══ THE RECORDS ══

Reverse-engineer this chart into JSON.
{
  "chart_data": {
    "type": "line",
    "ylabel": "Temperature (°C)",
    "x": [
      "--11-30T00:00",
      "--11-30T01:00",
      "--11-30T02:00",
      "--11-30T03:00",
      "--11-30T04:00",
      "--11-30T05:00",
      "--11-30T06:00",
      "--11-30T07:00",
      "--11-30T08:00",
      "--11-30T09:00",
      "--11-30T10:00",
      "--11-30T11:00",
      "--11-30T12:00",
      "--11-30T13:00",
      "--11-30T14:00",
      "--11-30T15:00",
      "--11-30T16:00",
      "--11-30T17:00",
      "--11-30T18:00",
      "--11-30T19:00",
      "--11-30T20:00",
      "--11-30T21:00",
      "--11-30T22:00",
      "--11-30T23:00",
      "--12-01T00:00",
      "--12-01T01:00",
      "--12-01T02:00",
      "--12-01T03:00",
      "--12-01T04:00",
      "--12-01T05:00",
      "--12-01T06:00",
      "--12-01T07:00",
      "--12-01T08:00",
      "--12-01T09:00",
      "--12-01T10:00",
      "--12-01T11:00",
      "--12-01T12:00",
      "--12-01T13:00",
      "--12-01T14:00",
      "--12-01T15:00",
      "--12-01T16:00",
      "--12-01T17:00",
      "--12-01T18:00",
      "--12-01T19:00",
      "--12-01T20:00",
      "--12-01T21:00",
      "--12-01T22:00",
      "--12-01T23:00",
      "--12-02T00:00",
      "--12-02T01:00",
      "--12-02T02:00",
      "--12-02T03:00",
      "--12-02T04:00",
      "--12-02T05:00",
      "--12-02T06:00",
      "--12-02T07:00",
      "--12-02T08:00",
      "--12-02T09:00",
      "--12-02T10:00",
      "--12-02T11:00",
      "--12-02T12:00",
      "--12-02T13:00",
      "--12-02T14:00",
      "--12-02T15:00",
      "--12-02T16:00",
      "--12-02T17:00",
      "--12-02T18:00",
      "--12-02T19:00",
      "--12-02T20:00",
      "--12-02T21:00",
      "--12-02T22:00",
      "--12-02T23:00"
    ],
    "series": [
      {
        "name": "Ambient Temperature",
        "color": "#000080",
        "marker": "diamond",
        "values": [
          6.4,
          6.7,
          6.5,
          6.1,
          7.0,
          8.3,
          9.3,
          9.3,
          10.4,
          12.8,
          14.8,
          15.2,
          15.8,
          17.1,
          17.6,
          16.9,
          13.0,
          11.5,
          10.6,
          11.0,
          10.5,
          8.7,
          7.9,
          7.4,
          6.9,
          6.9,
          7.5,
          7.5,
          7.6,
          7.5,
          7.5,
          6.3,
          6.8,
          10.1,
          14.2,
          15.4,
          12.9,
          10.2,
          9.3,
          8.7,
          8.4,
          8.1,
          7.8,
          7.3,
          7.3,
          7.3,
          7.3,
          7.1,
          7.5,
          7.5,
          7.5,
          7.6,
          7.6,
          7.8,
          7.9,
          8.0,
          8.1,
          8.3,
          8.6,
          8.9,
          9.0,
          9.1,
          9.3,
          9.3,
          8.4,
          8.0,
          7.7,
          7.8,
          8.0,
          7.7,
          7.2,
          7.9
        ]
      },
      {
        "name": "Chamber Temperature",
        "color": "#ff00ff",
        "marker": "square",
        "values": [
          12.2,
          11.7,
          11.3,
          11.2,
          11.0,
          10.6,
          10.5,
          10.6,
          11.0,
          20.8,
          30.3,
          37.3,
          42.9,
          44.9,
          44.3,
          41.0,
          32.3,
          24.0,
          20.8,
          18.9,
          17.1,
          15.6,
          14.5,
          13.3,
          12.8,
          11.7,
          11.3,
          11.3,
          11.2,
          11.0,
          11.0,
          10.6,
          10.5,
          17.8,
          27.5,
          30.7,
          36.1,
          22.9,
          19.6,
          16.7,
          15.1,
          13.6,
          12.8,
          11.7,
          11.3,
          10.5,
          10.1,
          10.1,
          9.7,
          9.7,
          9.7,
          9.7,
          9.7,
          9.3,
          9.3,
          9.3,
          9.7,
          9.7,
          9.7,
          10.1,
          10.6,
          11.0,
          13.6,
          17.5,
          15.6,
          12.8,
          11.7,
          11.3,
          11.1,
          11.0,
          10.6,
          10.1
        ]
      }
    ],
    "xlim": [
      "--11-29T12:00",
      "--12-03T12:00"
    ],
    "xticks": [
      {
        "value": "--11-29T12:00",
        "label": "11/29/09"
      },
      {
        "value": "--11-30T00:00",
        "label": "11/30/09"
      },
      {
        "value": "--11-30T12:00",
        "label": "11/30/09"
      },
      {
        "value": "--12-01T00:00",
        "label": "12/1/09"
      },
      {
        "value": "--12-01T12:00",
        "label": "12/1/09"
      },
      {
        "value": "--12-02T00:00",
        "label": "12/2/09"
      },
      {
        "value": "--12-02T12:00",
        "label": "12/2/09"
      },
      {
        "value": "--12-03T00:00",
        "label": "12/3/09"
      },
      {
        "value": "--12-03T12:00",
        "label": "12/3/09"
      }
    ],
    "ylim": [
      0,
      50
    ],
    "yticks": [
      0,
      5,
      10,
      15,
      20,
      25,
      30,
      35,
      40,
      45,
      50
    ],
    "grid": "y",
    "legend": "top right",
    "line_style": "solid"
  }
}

═══

### INSTRUCTION
Filter the data for the string "name" and copy every line that has it.

### COMPLETE OUTPUT
        "name": "Ambient Temperature",
        "name": "Chamber Temperature",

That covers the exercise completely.